SET PROBLEM A
Answer these questions about the code review:
(i) Which two type values does the reviewer say should not be checked for in this patch?
(ii) What was the array created with?
(iii) In which file is _pygi_g_type_info_size found?

PAGE
I don't like this is_pointer stuff.  First is_pointer is total borked/undefined as a GI concept that I get a creepy feeling every time I see it.  Second, why isn't it done the same as the is_boxed and is_gvalue?  Third, why are we checking for G_TYPE_NONE and G_TYPE_POINTER.  These are not part of the bug and should be added as a separate patch once we fix GVariants.  This is all edge case code that should be removed once GI gets the ability to determine level of indirection of arrays.  Because it passes tests only means we don't have coverage for all the edge cases so I would rather only have one fixed at a time.
                   
>+                    // FIXME: Foreign types?
>+                    if (is_pointer) {
>+                        g_array_insert_val (array_, i, item.v_pointer);
>+                        g_debug ("-------- VARIANT: %s", g_variant_print (((GVariant**)array_->data)[i], 1));

The array was created with the cached item_size.  You need to make certain what _pygi_g_type_info_size (pygi-info.c) is sending back is the size of a pointer on both 32bit and 64bit systems when a GVariant info is passed to it.

>+                    } else if (!is_boxed || is_gvalue) {
>                         memcpy (array_->data + (i * item_size), item.v_pointer, item_size);
>                         if (from_py_cleanup)

SET PROBLEM B
Copy the entries from the first one through the line containing "sheet-title: 请选择出发时间 (62, 1313, 510, 1387)", replacing "screenshot" with "screen capture" and leaving everything else as it is.

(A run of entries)
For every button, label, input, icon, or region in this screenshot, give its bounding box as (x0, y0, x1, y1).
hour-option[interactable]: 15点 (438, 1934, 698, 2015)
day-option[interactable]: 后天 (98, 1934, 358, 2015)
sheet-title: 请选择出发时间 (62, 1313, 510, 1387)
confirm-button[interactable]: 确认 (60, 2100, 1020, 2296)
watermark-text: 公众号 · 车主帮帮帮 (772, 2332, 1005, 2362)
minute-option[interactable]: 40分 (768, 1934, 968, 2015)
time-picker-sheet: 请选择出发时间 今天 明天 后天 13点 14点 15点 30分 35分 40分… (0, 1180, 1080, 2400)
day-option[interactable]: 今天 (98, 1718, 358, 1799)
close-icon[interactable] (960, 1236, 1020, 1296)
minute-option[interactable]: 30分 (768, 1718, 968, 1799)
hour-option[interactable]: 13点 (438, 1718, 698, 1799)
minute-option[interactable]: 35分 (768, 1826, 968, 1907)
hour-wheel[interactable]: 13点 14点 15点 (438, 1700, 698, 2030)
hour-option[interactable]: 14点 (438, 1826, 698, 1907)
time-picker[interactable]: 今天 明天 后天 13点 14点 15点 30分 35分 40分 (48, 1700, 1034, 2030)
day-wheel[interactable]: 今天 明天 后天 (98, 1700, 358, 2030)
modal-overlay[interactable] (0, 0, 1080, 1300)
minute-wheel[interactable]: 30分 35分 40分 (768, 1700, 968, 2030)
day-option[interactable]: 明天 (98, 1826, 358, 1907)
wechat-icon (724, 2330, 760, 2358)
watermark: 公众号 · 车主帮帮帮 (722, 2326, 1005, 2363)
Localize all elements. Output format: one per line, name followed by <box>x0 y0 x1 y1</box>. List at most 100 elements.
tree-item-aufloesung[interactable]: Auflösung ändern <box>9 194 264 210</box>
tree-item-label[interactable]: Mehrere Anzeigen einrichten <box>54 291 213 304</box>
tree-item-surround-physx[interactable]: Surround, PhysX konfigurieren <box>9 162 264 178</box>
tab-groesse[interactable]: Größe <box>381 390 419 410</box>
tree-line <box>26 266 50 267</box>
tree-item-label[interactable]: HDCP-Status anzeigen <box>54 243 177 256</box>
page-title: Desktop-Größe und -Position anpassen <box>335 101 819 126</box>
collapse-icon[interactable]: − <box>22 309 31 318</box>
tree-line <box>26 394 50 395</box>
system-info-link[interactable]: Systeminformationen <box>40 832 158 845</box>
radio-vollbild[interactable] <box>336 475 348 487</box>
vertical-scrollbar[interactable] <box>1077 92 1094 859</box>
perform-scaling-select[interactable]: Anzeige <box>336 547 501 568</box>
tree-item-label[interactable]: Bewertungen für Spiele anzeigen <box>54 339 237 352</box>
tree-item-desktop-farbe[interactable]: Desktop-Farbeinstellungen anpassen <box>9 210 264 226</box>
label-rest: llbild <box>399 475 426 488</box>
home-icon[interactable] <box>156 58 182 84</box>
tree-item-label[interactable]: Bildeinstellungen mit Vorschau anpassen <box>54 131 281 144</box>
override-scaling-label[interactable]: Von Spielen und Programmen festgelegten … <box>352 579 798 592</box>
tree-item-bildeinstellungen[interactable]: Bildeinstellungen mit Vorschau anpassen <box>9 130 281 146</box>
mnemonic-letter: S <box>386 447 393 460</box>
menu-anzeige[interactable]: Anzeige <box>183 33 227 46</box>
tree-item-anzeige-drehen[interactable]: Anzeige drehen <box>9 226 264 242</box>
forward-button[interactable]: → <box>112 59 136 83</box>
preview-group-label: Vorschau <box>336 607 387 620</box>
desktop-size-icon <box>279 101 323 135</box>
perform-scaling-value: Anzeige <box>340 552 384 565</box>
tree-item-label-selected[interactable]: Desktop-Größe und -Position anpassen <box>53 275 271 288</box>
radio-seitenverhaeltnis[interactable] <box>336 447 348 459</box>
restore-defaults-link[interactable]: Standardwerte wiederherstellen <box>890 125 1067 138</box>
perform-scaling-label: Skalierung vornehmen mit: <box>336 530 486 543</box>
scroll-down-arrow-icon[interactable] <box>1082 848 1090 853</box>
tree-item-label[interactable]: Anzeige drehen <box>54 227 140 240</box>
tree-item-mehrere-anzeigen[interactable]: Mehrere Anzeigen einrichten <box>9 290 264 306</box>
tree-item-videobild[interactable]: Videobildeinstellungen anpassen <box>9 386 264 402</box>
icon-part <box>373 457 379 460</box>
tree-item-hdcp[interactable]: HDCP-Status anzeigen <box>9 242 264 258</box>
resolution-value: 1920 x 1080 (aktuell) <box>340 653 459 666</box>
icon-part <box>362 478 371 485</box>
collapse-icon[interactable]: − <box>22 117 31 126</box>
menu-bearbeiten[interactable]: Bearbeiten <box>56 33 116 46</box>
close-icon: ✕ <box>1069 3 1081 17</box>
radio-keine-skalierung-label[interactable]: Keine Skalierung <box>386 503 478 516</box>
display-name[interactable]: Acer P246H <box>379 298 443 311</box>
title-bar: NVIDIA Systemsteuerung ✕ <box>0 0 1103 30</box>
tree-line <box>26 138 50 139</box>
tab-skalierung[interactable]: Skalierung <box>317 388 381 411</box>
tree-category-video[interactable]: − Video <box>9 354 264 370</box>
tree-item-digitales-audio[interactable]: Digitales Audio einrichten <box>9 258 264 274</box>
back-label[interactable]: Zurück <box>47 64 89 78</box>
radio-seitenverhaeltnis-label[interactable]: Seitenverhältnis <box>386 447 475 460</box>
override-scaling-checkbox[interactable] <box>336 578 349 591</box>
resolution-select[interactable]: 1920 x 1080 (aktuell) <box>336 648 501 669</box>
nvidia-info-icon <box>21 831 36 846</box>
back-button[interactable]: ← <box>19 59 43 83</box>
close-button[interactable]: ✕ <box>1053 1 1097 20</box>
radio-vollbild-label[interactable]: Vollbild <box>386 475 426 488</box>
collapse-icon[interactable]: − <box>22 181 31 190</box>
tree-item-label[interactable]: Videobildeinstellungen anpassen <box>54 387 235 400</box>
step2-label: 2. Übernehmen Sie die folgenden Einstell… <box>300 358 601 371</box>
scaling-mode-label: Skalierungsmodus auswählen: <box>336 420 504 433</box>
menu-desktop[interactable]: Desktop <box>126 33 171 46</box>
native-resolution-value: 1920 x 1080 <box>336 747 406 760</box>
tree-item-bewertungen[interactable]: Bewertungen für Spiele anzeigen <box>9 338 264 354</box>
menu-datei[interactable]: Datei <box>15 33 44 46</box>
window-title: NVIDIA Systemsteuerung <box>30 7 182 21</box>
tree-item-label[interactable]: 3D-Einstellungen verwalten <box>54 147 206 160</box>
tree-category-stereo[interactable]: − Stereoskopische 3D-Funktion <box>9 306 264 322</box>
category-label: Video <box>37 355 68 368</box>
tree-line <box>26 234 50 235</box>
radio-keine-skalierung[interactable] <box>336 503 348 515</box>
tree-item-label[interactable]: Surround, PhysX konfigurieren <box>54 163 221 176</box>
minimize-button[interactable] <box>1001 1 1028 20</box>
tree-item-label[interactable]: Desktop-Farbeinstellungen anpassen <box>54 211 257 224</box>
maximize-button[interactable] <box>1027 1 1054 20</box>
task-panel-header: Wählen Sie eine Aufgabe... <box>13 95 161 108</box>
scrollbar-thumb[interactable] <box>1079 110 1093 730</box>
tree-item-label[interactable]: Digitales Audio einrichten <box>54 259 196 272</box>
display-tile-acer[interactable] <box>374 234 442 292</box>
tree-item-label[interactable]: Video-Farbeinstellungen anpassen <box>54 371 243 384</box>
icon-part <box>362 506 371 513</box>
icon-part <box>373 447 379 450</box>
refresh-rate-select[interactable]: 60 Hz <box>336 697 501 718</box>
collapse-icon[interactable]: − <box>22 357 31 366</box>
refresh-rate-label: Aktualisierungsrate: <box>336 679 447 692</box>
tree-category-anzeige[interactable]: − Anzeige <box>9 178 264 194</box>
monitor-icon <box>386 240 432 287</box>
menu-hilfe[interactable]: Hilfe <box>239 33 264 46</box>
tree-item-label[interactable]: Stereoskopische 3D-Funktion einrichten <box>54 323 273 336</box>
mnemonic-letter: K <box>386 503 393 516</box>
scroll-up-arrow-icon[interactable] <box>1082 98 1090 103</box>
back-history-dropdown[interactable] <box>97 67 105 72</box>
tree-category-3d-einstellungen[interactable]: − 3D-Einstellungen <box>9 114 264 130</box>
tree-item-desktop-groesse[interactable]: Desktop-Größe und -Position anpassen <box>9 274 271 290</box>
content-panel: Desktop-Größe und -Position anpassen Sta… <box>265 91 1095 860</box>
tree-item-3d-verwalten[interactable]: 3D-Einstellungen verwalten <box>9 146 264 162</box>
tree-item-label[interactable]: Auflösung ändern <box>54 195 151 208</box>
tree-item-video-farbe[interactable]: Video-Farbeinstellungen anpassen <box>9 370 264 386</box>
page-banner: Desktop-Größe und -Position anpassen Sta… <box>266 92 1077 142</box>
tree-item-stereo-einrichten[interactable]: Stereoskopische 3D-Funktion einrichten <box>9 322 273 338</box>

FULL OUTPUT A
(i) G_TYPE_NONE and G_TYPE_POINTER
(ii) The cached item_size
(iii) pygi-info.c

FULL OUTPUT B
For every button, label, input, icon, or region in this screen capture, give its bounding box as (x0, y0, x1, y1).
hour-option[interactable]: 15点 (438, 1934, 698, 2015)
day-option[interactable]: 后天 (98, 1934, 358, 2015)
sheet-title: 请选择出发时间 (62, 1313, 510, 1387)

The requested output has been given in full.